(Data records)
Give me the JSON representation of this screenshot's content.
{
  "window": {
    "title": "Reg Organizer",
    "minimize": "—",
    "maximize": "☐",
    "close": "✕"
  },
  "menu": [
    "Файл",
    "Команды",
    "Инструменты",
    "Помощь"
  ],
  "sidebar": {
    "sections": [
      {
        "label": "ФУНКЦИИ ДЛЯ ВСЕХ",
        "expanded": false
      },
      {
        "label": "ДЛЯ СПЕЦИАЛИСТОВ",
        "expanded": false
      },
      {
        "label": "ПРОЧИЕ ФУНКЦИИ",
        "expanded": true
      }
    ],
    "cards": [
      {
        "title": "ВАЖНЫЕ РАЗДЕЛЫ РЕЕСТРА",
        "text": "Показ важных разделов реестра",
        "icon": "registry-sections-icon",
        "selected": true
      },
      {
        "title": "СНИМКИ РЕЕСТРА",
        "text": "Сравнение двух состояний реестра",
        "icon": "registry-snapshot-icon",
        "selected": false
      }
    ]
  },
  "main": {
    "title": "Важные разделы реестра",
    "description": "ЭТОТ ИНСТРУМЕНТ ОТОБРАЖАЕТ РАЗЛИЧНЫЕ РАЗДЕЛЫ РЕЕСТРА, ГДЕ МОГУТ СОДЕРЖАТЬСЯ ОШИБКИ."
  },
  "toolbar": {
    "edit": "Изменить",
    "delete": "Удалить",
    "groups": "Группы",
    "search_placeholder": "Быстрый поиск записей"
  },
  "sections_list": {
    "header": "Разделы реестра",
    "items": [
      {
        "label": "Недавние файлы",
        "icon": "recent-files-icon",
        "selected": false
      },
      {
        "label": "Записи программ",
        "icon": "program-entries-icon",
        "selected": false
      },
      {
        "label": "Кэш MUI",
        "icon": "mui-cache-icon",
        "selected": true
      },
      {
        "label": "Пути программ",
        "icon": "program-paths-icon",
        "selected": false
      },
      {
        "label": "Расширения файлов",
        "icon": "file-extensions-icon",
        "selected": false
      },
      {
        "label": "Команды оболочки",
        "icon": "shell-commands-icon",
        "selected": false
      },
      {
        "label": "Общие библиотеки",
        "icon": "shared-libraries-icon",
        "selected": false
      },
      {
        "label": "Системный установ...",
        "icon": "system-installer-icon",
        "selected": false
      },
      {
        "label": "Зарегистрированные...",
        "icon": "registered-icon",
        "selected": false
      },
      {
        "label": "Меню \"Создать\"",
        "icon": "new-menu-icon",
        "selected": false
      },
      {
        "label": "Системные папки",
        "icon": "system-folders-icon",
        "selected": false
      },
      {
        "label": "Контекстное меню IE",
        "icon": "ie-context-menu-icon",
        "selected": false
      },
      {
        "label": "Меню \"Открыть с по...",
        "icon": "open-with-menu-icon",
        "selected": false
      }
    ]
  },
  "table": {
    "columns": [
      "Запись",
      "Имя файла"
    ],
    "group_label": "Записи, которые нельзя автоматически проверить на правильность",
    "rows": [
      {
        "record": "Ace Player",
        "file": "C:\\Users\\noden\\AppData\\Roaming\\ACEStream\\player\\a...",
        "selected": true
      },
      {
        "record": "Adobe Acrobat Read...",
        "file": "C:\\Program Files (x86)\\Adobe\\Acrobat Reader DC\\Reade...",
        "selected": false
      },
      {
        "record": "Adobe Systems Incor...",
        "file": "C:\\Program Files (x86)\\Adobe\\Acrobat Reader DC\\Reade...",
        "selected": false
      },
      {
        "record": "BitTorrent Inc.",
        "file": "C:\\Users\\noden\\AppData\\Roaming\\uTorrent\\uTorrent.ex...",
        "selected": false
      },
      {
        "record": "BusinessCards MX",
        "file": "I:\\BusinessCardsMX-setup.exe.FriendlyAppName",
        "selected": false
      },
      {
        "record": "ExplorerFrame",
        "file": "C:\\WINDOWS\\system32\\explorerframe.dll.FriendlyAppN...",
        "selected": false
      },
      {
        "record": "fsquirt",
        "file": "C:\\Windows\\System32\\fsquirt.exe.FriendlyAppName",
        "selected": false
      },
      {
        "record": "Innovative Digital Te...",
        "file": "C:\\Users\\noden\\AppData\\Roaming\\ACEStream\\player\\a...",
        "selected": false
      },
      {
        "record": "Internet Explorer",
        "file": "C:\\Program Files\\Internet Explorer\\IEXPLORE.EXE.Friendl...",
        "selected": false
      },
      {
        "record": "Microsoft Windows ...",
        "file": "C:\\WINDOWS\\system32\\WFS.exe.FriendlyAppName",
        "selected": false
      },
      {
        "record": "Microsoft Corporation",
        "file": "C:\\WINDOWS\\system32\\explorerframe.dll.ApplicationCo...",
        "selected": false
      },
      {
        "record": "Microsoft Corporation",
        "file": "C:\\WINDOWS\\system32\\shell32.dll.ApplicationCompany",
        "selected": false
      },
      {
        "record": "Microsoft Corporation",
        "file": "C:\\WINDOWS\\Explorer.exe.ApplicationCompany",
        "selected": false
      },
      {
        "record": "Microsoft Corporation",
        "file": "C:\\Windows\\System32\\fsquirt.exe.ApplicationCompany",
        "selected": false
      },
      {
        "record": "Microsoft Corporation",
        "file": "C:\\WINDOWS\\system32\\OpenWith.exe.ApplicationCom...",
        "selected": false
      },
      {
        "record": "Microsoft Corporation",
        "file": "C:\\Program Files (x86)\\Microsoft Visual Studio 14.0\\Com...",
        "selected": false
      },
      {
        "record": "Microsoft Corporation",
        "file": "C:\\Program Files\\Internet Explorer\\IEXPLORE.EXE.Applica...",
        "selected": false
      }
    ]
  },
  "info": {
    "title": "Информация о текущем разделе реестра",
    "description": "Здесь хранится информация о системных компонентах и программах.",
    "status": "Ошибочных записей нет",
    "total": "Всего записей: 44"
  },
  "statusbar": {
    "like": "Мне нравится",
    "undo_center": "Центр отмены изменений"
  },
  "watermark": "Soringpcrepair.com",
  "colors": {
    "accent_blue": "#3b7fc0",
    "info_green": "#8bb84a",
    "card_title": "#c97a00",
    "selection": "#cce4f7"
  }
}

[Given request] The entries above must be returned exactly.

[Final answer]
Give me the JSON representation of this screenshot's content.
{
  "window": {
    "title": "Reg Organizer",
    "minimize": "—",
    "maximize": "☐",
    "close": "✕"
  },
  "menu": [
    "Файл",
    "Команды",
    "Инструменты",
    "Помощь"
  ],
  "sidebar": {
    "sections": [
      {
        "label": "ФУНКЦИИ ДЛЯ ВСЕХ",
        "expanded": false
      },
      {
        "label": "ДЛЯ СПЕЦИАЛИСТОВ",
        "expanded": false
      },
      {
        "label": "ПРОЧИЕ ФУНКЦИИ",
        "expanded": true
      }
    ],
    "cards": [
      {
        "title": "ВАЖНЫЕ РАЗДЕЛЫ РЕЕСТРА",
        "text": "Показ важных разделов реестра",
        "icon": "registry-sections-icon",
        "selected": true
      },
      {
        "title": "СНИМКИ РЕЕСТРА",
        "text": "Сравнение двух состояний реестра",
        "icon": "registry-snapshot-icon",
        "selected": false
      }
    ]
  },
  "main": {
    "title": "Важные разделы реестра",
    "description": "ЭТОТ ИНСТРУМЕНТ ОТОБРАЖАЕТ РАЗЛИЧНЫЕ РАЗДЕЛЫ РЕЕСТРА, ГДЕ МОГУТ СОДЕРЖАТЬСЯ ОШИБКИ."
  },
  "toolbar": {
    "edit": "Изменить",
    "delete": "Удалить",
    "groups": "Группы",
    "search_placeholder": "Быстрый поиск записей"
  },
  "sections_list": {
    "header": "Разделы реестра",
    "items": [
      {
        "label": "Недавние файлы",
        "icon": "recent-files-icon",
        "selected": false
      },
      {
        "label": "Записи программ",
        "icon": "program-entries-icon",
        "selected": false
      },
      {
        "label": "Кэш MUI",
        "icon": "mui-cache-icon",
        "selected": true
      },
      {
        "label": "Пути программ",
        "icon": "program-paths-icon",
        "selected": false
      },
      {
        "label": "Расширения файлов",
        "icon": "file-extensions-icon",
        "selected": false
      },
      {
        "label": "Команды оболочки",
        "icon": "shell-commands-icon",
        "selected": false
      },
      {
        "label": "Общие библиотеки",
        "icon": "shared-libraries-icon",
        "selected": false
      },
      {
        "label": "Системный установ...",
        "icon": "system-installer-icon",
        "selected": false
      },
      {
        "label": "Зарегистрированные...",
        "icon": "registered-icon",
        "selected": false
      },
      {
        "label": "Меню \"Создать\"",
        "icon": "new-menu-icon",
        "selected": false
      },
      {
        "label": "Системные папки",
        "icon": "system-folders-icon",
        "selected": false
      },
      {
        "label": "Контекстное меню IE",
        "icon": "ie-context-menu-icon",
        "selected": false
      },
      {
        "label": "Меню \"Открыть с по...",
        "icon": "open-with-menu-icon",
        "selected": false
      }
    ]
  },
  "table": {
    "columns": [
      "Запись",
      "Имя файла"
    ],
    "group_label": "Записи, которые нельзя автоматически проверить на правильность",
    "rows": [
      {
        "record": "Ace Player",
        "file": "C:\\Users\\noden\\AppData\\Roaming\\ACEStream\\player\\a...",
        "selected": true
      },
      {
        "record": "Adobe Acrobat Read...",
        "file": "C:\\Program Files (x86)\\Adobe\\Acrobat Reader DC\\Reade...",
        "selected": false
      },
      {
        "record": "Adobe Systems Incor...",
        "file": "C:\\Program Files (x86)\\Adobe\\Acrobat Reader DC\\Reade...",
        "selected": false
      },
      {
        "record": "BitTorrent Inc.",
        "file": "C:\\Users\\noden\\AppData\\Roaming\\uTorrent\\uTorrent.ex...",
        "selected": false
      },
      {
        "record": "BusinessCards MX",
        "file": "I:\\BusinessCardsMX-setup.exe.FriendlyAppName",
        "selected": false
      },
      {
        "record": "ExplorerFrame",
        "file": "C:\\WINDOWS\\system32\\explorerframe.dll.FriendlyAppN...",
        "selected": false
      },
      {
        "record": "fsquirt",
        "file": "C:\\Windows\\System32\\fsquirt.exe.FriendlyAppName",
        "selected": false
      },
      {
        "record": "Innovative Digital Te...",
        "file": "C:\\Users\\noden\\AppData\\Roaming\\ACEStream\\player\\a...",
        "selected": false
      },
      {
        "record": "Internet Explorer",
        "file": "C:\\Program Files\\Internet Explorer\\IEXPLORE.EXE.Friendl...",
        "selected": false
      },
      {
        "record": "Microsoft Windows ...",
        "file": "C:\\WINDOWS\\system32\\WFS.exe.FriendlyAppName",
        "selected": false
      },
      {
        "record": "Microsoft Corporation",
        "file": "C:\\WINDOWS\\system32\\explorerframe.dll.ApplicationCo...",
        "selected": false
      },
      {
        "record": "Microsoft Corporation",
        "file": "C:\\WINDOWS\\system32\\shell32.dll.ApplicationCompany",
        "selected": false
      },
      {
        "record": "Microsoft Corporation",
        "file": "C:\\WINDOWS\\Explorer.exe.ApplicationCompany",
        "selected": false
      },
      {
        "record": "Microsoft Corporation",
        "file": "C:\\Windows\\System32\\fsquirt.exe.ApplicationCompany",
        "selected": false
      },
      {
        "record": "Microsoft Corporation",
        "file": "C:\\WINDOWS\\system32\\OpenWith.exe.ApplicationCom...",
        "selected": false
      },
      {
        "record": "Microsoft Corporation",
        "file": "C:\\Program Files (x86)\\Microsoft Visual Studio 14.0\\Com...",
        "selected": false
      },
      {
        "record": "Microsoft Corporation",
        "file": "C:\\Program Files\\Internet Explorer\\IEXPLORE.EXE.Applica...",
        "selected": false
      }
    ]
  },
  "info": {
    "title": "Информация о текущем разделе реестра",
    "description": "Здесь хранится информация о системных компонентах и программах.",
    "status": "Ошибочных записей нет",
    "total": "Всего записей: 44"
  },
  "statusbar": {
    "like": "Мне нравится",
    "undo_center": "Центр отмены изменений"
  },
  "watermark": "Soringpcrepair.com",
  "colors": {
    "accent_blue": "#3b7fc0",
    "info_green": "#8bb84a",
    "card_title": "#c97a00",
    "selection": "#cce4f7"
  }
}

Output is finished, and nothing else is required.